[Extracts from a graphics dataset]
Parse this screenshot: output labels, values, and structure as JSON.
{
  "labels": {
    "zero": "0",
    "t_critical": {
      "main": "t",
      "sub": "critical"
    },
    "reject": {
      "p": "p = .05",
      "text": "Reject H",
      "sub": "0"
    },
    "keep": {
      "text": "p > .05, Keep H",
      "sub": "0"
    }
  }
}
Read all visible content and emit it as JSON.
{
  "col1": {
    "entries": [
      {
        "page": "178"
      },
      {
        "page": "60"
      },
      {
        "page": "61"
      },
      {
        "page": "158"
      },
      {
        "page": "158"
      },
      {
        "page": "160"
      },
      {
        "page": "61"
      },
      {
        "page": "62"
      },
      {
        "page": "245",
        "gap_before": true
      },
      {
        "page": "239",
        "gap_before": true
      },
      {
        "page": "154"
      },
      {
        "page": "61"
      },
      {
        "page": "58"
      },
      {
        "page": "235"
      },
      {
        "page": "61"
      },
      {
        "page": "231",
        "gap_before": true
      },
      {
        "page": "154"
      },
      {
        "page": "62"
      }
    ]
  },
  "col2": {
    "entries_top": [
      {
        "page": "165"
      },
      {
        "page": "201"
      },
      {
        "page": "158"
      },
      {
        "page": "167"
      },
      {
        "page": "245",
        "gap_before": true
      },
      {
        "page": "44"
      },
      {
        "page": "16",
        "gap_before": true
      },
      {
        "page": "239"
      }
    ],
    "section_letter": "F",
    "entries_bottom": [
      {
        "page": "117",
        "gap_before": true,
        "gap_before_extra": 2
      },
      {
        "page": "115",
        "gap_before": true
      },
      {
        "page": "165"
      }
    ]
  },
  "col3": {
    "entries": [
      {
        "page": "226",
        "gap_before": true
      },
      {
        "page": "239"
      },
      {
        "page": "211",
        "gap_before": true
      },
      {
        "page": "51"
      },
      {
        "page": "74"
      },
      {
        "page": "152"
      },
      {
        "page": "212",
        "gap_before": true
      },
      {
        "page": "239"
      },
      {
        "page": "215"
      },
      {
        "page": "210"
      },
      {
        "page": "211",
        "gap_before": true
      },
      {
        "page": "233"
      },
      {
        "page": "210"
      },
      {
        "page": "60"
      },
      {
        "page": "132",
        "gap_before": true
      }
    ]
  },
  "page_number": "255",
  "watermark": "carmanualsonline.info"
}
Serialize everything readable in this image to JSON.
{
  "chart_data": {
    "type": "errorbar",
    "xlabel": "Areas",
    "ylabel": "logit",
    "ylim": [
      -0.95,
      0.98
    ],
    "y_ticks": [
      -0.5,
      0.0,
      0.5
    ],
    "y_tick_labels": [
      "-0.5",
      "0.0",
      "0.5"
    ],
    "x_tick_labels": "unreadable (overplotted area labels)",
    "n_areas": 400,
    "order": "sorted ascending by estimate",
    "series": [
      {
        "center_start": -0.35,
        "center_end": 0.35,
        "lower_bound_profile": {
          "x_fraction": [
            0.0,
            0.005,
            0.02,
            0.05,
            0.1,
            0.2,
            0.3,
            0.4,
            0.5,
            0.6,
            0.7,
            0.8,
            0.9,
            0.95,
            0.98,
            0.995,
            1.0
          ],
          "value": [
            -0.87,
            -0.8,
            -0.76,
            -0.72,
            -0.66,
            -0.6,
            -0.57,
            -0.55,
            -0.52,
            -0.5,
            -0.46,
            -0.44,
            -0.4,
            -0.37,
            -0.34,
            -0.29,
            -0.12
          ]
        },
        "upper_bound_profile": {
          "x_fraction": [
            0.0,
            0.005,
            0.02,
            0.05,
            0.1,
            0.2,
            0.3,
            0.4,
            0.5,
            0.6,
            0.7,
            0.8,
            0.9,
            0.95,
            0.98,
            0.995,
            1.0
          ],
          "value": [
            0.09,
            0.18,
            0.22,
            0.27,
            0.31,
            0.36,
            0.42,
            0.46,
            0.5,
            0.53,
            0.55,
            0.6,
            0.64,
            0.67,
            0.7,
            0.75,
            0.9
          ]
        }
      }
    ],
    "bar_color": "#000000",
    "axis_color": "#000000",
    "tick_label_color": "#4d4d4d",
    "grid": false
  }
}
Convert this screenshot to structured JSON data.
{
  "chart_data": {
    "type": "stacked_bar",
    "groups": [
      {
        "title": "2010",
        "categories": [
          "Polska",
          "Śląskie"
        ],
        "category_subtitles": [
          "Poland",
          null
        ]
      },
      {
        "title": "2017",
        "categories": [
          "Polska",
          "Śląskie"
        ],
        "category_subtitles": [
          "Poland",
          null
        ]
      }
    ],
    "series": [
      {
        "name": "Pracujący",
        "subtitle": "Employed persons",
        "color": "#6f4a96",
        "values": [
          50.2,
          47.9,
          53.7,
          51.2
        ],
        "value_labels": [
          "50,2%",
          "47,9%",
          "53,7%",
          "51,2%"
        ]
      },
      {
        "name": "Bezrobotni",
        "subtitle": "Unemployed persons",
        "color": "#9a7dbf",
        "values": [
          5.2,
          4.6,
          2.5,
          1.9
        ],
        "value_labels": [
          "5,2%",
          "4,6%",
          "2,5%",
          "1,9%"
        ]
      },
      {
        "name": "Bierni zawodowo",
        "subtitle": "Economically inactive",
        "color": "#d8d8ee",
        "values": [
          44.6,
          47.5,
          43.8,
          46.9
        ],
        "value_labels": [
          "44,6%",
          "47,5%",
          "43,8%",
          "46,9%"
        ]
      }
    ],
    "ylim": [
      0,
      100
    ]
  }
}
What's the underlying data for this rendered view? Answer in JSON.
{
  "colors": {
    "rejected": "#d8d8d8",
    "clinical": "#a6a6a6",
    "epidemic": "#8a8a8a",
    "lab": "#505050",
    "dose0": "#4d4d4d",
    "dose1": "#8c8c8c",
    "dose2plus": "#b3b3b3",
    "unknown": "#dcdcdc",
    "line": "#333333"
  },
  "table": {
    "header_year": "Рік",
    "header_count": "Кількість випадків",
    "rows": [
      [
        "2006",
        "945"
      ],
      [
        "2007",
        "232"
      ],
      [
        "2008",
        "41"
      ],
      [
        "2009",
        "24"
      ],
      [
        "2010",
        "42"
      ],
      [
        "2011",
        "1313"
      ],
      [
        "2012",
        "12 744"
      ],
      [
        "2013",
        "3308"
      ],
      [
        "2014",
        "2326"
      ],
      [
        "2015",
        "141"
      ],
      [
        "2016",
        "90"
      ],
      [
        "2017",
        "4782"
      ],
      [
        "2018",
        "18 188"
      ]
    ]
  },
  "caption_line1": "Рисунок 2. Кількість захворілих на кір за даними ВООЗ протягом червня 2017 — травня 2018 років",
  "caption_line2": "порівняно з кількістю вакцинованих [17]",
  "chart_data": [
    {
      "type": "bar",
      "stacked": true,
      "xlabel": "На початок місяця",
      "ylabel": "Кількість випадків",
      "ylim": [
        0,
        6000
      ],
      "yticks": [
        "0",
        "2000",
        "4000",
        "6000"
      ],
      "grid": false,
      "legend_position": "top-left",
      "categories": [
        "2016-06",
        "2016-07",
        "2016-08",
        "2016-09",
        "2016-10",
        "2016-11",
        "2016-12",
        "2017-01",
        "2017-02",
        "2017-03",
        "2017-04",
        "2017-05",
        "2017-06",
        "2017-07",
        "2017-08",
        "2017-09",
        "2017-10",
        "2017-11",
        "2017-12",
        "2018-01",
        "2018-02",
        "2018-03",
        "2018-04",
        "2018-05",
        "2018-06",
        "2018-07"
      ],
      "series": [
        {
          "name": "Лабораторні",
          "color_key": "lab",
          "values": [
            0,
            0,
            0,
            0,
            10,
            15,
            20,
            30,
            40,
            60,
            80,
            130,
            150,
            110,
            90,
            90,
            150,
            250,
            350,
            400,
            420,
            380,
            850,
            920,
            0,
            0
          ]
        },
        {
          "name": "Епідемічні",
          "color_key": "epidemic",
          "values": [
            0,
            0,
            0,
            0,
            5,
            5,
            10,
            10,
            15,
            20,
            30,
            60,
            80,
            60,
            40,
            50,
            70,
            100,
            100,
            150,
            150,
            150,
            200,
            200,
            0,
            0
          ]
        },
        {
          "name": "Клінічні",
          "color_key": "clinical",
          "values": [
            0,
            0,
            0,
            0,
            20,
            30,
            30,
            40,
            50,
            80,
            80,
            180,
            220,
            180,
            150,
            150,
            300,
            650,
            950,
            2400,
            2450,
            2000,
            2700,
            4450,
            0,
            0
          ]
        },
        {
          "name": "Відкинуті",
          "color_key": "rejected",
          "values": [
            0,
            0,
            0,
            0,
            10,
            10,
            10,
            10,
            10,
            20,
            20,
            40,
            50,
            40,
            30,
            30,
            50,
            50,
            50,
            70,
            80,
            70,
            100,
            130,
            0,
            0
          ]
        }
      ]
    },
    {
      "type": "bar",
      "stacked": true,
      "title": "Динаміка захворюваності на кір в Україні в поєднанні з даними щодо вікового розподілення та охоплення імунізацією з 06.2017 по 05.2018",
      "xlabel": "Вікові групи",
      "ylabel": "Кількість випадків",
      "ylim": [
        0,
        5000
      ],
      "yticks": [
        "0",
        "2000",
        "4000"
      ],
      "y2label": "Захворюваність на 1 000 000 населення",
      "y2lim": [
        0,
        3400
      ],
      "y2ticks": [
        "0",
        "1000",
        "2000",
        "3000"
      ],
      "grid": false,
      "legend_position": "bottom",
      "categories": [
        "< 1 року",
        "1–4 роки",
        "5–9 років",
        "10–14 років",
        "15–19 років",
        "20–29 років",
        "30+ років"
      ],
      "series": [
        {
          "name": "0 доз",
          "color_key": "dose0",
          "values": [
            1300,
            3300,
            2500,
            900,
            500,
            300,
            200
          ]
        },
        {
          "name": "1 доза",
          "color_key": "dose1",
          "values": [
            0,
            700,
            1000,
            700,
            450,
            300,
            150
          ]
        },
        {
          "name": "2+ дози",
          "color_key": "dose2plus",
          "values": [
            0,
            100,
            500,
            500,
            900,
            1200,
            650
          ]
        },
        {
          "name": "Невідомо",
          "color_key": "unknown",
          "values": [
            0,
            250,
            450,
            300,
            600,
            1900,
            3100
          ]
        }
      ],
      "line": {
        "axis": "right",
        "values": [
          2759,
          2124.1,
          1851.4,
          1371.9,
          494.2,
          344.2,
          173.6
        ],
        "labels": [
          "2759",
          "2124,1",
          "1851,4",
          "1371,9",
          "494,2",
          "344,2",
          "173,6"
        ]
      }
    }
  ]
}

### Task brief:
Reply with one number only, the count of lines above that hold the string "Кількість".

### Answer to the task:
4